Return the records, each one exactly as written.

Collection entries
● ● ● ● ● ● ●

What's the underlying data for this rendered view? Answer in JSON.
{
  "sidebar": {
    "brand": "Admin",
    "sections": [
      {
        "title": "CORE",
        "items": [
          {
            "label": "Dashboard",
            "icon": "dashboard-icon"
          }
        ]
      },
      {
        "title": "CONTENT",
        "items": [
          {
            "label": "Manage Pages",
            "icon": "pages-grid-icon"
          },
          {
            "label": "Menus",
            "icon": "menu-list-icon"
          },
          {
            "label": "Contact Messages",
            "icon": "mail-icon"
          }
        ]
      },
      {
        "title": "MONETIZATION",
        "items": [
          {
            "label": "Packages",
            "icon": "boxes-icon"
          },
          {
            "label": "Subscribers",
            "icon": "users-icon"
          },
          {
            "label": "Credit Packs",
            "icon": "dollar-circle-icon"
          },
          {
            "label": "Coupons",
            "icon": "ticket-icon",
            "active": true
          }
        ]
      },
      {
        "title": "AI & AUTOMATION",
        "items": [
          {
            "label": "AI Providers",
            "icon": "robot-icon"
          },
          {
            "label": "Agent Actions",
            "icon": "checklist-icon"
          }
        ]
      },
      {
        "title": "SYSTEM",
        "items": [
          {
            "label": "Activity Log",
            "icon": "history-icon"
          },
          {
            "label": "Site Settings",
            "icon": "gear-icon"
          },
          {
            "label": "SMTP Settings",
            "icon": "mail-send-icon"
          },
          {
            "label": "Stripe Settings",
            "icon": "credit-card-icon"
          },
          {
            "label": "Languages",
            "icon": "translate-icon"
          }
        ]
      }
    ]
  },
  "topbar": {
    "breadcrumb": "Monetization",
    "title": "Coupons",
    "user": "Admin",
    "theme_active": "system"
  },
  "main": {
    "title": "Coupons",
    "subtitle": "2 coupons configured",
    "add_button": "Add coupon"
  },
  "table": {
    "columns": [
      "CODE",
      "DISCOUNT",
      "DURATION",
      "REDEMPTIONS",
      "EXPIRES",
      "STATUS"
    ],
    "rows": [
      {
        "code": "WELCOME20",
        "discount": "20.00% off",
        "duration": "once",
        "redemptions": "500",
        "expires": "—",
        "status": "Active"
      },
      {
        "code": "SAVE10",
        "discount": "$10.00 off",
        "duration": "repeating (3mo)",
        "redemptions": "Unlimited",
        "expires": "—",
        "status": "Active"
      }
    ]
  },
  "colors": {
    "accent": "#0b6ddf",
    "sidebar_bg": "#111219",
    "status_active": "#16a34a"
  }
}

● ● ● ● ● ● ●

• [Reply to the exercise]:
What's the underlying data for this rendered view? Answer in JSON.
{
  "sidebar": {
    "brand": "Admin",
    "sections": [
      {
        "title": "CORE",
        "items": [
          {
            "label": "Dashboard",
            "icon": "dashboard-icon"
          }
        ]
      },
      {
        "title": "CONTENT",
        "items": [
          {
            "label": "Manage Pages",
            "icon": "pages-grid-icon"
          },
          {
            "label": "Menus",
            "icon": "menu-list-icon"
          },
          {
            "label": "Contact Messages",
            "icon": "mail-icon"
          }
        ]
      },
      {
        "title": "MONETIZATION",
        "items": [
          {
            "label": "Packages",
            "icon": "boxes-icon"
          },
          {
            "label": "Subscribers",
            "icon": "users-icon"
          },
          {
            "label": "Credit Packs",
            "icon": "dollar-circle-icon"
          },
          {
            "label": "Coupons",
            "icon": "ticket-icon",
            "active": true
          }
        ]
      },
      {
        "title": "AI & AUTOMATION",
        "items": [
          {
            "label": "AI Providers",
            "icon": "robot-icon"
          },
          {
            "label": "Agent Actions",
            "icon": "checklist-icon"
          }
        ]
      },
      {
        "title": "SYSTEM",
        "items": [
          {
            "label": "Activity Log",
            "icon": "history-icon"
          },
          {
            "label": "Site Settings",
            "icon": "gear-icon"
          },
          {
            "label": "SMTP Settings",
            "icon": "mail-send-icon"
          },
          {
            "label": "Stripe Settings",
            "icon": "credit-card-icon"
          },
          {
            "label": "Languages",
            "icon": "translate-icon"
          }
        ]
      }
    ]
  },
  "topbar": {
    "breadcrumb": "Monetization",
    "title": "Coupons",
    "user": "Admin",
    "theme_active": "system"
  },
  "main": {
    "title": "Coupons",
    "subtitle": "2 coupons configured",
    "add_button": "Add coupon"
  },
  "table": {
    "columns": [
      "CODE",
      "DISCOUNT",
      "DURATION",
      "REDEMPTIONS",
      "EXPIRES",
      "STATUS"
    ],
    "rows": [
      {
        "code": "WELCOME20",
        "discount": "20.00% off",
        "duration": "once",
        "redemptions": "500",
        "expires": "—",
        "status": "Active"
      },
      {
        "code": "SAVE10",
        "discount": "$10.00 off",
        "duration": "repeating (3mo)",
        "redemptions": "Unlimited",
        "expires": "—",
        "status": "Active"
      }
    ]
  },
  "colors": {
    "accent": "#0b6ddf",
    "sidebar_bg": "#111219",
    "status_active": "#16a34a"
  }
}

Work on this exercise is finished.